#### Work to be completed
Copy out each line containing "source" from the entries below.

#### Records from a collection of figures
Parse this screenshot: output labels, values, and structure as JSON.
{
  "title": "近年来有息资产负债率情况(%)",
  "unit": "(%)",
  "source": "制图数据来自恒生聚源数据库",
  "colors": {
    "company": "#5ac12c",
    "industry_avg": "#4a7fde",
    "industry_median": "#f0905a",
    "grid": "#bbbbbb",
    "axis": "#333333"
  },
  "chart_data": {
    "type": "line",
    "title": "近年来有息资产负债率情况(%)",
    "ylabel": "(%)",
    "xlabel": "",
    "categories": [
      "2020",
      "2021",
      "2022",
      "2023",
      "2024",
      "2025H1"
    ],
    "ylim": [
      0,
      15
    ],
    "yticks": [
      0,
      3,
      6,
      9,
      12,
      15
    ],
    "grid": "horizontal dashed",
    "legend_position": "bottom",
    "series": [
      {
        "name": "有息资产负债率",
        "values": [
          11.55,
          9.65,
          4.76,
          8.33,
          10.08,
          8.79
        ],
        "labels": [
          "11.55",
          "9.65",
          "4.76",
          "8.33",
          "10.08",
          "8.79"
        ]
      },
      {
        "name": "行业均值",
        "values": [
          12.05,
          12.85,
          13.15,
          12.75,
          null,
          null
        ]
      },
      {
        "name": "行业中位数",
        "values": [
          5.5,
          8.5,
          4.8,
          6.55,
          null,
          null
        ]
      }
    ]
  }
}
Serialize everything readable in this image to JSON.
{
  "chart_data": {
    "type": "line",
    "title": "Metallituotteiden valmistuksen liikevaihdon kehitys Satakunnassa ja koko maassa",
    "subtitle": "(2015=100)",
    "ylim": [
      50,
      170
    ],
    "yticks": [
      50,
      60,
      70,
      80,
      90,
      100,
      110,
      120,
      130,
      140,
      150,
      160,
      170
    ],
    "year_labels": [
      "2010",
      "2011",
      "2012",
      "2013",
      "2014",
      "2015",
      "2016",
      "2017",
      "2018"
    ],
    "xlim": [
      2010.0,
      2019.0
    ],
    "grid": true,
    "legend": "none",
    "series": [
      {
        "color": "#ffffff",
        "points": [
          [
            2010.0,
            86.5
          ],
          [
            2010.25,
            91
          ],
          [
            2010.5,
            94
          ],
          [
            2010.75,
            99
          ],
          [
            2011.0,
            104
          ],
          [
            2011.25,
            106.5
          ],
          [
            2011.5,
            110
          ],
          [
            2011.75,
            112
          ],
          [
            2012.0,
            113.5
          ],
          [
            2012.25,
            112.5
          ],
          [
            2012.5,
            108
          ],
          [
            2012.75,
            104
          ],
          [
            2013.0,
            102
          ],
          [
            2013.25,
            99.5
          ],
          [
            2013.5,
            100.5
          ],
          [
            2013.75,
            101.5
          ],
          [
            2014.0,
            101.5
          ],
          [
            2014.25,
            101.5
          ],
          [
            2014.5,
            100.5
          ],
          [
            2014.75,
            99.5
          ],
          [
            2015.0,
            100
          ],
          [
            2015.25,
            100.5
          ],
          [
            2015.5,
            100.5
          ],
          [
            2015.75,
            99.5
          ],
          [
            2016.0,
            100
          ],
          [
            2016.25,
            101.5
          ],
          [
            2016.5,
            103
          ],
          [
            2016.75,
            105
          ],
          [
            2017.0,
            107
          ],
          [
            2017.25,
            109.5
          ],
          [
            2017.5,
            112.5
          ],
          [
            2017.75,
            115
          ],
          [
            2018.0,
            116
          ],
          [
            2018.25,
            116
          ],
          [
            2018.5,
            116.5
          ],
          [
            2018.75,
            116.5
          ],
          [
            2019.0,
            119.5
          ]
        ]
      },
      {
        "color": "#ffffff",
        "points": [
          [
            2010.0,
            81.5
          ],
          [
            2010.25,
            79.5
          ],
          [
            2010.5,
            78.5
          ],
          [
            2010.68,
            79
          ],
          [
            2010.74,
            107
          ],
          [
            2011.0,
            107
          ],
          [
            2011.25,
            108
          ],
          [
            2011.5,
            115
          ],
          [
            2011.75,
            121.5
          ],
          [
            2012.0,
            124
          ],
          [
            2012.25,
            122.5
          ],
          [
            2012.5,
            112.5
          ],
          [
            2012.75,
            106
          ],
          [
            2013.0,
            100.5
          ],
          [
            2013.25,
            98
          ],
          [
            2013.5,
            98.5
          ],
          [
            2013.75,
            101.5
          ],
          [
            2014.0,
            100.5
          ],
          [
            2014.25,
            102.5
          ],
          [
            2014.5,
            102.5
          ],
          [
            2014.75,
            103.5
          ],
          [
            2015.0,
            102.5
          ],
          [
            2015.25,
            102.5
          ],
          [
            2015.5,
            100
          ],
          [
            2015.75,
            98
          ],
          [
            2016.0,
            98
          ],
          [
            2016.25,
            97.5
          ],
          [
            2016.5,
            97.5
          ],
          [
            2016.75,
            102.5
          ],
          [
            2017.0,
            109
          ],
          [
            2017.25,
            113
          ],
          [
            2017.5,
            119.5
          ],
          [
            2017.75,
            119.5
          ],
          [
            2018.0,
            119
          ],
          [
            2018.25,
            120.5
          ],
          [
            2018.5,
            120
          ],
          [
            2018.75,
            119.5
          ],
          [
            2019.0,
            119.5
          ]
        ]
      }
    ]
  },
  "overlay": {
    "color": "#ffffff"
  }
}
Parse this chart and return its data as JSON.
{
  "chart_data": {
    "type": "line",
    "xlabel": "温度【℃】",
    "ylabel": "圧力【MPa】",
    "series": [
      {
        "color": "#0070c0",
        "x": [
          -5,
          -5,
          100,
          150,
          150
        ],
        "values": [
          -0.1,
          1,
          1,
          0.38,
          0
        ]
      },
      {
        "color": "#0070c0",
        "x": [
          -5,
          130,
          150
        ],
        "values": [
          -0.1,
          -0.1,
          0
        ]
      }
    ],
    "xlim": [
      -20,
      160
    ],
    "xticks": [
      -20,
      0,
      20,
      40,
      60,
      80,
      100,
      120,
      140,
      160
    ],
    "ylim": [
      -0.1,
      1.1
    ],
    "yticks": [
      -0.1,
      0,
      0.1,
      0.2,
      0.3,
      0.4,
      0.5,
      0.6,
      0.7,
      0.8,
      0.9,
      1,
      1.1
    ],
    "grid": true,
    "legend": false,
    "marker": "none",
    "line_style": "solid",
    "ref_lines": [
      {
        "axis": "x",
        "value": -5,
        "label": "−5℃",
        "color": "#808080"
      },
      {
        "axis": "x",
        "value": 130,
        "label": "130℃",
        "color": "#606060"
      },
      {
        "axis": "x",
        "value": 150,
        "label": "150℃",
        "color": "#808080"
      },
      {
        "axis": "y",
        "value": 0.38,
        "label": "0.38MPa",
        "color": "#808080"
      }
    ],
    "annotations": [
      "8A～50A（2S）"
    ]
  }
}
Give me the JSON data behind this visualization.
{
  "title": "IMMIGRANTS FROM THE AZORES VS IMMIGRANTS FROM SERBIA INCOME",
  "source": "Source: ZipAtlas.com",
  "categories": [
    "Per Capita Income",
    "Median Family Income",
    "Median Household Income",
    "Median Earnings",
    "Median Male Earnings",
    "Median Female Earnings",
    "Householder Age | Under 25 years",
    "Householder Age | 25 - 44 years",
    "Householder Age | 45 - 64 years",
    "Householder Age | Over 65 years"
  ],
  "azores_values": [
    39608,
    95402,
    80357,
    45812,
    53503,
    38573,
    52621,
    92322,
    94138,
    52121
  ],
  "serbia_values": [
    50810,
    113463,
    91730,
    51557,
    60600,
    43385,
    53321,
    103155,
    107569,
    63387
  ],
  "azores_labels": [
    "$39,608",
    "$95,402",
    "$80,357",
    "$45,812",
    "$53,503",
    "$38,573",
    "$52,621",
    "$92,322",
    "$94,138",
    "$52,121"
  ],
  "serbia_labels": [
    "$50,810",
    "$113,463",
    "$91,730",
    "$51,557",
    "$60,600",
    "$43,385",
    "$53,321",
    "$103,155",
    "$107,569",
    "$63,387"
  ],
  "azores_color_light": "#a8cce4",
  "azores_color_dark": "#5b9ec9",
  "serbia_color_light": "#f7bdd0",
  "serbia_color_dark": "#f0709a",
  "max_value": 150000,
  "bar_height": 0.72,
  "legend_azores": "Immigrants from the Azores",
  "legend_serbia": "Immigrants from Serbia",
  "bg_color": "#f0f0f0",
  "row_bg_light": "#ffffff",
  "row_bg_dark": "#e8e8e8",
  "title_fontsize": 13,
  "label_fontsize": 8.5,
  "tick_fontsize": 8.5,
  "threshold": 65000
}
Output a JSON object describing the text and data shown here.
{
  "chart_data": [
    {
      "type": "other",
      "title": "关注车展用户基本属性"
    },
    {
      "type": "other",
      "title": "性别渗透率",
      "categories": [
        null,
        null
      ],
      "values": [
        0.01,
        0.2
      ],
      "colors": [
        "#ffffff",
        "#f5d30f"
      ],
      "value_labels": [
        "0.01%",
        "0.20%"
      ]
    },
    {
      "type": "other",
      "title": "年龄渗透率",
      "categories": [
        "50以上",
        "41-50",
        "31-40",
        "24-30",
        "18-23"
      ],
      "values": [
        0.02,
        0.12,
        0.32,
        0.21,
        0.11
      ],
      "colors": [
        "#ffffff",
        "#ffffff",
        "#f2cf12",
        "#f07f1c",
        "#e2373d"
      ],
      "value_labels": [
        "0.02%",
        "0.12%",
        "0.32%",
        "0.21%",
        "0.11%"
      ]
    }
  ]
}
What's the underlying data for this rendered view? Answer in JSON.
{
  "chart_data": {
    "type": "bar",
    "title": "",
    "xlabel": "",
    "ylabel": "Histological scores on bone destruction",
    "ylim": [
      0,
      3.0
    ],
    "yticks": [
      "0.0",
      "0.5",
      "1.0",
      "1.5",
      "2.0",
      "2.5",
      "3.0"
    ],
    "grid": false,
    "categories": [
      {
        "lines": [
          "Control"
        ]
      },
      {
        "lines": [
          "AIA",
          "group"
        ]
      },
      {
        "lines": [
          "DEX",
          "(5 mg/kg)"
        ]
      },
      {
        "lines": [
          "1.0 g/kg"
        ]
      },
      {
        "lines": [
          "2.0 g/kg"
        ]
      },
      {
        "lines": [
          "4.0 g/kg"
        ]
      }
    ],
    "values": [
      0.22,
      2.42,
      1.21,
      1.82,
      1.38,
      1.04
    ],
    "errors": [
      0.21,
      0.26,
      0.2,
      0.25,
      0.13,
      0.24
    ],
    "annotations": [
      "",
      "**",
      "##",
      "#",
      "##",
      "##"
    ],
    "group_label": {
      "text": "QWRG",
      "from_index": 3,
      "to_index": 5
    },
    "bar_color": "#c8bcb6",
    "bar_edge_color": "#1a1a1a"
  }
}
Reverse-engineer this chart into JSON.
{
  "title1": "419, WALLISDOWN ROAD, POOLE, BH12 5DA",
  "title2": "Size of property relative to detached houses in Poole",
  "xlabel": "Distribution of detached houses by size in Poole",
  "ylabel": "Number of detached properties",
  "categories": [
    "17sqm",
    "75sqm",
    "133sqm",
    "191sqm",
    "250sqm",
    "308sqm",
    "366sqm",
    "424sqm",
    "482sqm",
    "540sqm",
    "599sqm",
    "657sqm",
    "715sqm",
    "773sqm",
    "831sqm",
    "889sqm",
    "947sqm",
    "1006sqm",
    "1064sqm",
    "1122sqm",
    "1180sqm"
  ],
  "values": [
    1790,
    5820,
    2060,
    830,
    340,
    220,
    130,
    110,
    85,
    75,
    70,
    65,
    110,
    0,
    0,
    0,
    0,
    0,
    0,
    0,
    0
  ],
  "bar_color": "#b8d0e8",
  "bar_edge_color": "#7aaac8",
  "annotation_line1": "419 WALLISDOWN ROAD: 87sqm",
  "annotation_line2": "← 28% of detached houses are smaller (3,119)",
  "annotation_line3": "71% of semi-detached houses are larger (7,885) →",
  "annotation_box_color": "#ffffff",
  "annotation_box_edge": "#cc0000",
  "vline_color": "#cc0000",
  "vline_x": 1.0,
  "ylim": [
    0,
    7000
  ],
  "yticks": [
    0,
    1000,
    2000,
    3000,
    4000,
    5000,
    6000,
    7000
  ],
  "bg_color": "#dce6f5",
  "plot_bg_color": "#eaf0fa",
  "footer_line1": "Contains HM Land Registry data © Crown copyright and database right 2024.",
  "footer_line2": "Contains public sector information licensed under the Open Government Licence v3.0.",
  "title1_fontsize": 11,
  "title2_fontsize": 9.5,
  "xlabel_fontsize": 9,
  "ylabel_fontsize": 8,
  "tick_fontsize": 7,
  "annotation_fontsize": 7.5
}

#### Exercise response
  "source": "制图数据来自恒生聚源数据库",
  "source": "Source: ZipAtlas.com",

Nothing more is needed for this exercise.